*WRITTEN PROBLEM*. Set down each entry from the block beneath, exactly as written.

*MATERIAL*.

********************

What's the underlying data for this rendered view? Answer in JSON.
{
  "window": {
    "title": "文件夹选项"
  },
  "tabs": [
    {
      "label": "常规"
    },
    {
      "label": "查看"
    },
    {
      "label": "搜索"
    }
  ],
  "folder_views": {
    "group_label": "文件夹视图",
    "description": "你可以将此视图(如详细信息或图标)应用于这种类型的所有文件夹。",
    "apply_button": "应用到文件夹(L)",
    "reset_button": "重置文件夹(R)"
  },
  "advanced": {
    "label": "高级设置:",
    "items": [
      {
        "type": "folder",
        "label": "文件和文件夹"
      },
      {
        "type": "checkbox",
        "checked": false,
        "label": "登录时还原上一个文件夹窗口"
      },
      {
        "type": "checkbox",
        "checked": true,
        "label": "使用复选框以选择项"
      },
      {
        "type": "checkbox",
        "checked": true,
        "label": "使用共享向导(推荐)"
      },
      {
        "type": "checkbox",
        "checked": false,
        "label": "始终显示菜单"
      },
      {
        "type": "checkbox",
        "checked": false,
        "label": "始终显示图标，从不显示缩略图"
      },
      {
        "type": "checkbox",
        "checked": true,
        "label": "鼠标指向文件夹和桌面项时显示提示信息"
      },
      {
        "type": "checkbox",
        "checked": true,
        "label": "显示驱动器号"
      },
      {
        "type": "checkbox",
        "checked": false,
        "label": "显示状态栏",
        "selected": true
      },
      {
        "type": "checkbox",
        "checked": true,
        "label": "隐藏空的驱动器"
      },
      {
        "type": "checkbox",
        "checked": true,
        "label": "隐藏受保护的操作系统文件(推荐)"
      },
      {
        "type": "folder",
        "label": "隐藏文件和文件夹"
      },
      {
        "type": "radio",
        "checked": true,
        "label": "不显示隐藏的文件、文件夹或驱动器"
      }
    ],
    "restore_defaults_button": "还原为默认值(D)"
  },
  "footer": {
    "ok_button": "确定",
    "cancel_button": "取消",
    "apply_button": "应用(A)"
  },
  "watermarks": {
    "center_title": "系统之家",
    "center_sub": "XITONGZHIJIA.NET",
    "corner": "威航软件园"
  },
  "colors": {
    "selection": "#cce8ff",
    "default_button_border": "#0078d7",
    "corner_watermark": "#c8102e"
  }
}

********************

*IN RESPONSE*.
What's the underlying data for this rendered view? Answer in JSON.
{
  "window": {
    "title": "文件夹选项"
  },
  "tabs": [
    {
      "label": "常规"
    },
    {
      "label": "查看"
    },
    {
      "label": "搜索"
    }
  ],
  "folder_views": {
    "group_label": "文件夹视图",
    "description": "你可以将此视图(如详细信息或图标)应用于这种类型的所有文件夹。",
    "apply_button": "应用到文件夹(L)",
    "reset_button": "重置文件夹(R)"
  },
  "advanced": {
    "label": "高级设置:",
    "items": [
      {
        "type": "folder",
        "label": "文件和文件夹"
      },
      {
        "type": "checkbox",
        "checked": false,
        "label": "登录时还原上一个文件夹窗口"
      },
      {
        "type": "checkbox",
        "checked": true,
        "label": "使用复选框以选择项"
      },
      {
        "type": "checkbox",
        "checked": true,
        "label": "使用共享向导(推荐)"
      },
      {
        "type": "checkbox",
        "checked": false,
        "label": "始终显示菜单"
      },
      {
        "type": "checkbox",
        "checked": false,
        "label": "始终显示图标，从不显示缩略图"
      },
      {
        "type": "checkbox",
        "checked": true,
        "label": "鼠标指向文件夹和桌面项时显示提示信息"
      },
      {
        "type": "checkbox",
        "checked": true,
        "label": "显示驱动器号"
      },
      {
        "type": "checkbox",
        "checked": false,
        "label": "显示状态栏",
        "selected": true
      },
      {
        "type": "checkbox",
        "checked": true,
        "label": "隐藏空的驱动器"
      },
      {
        "type": "checkbox",
        "checked": true,
        "label": "隐藏受保护的操作系统文件(推荐)"
      },
      {
        "type": "folder",
        "label": "隐藏文件和文件夹"
      },
      {
        "type": "radio",
        "checked": true,
        "label": "不显示隐藏的文件、文件夹或驱动器"
      }
    ],
    "restore_defaults_button": "还原为默认值(D)"
  },
  "footer": {
    "ok_button": "确定",
    "cancel_button": "取消",
    "apply_button": "应用(A)"
  },
  "watermarks": {
    "center_title": "系统之家",
    "center_sub": "XITONGZHIJIA.NET",
    "corner": "威航软件园"
  },
  "colors": {
    "selection": "#cce8ff",
    "default_button_border": "#0078d7",
    "corner_watermark": "#c8102e"
  }
}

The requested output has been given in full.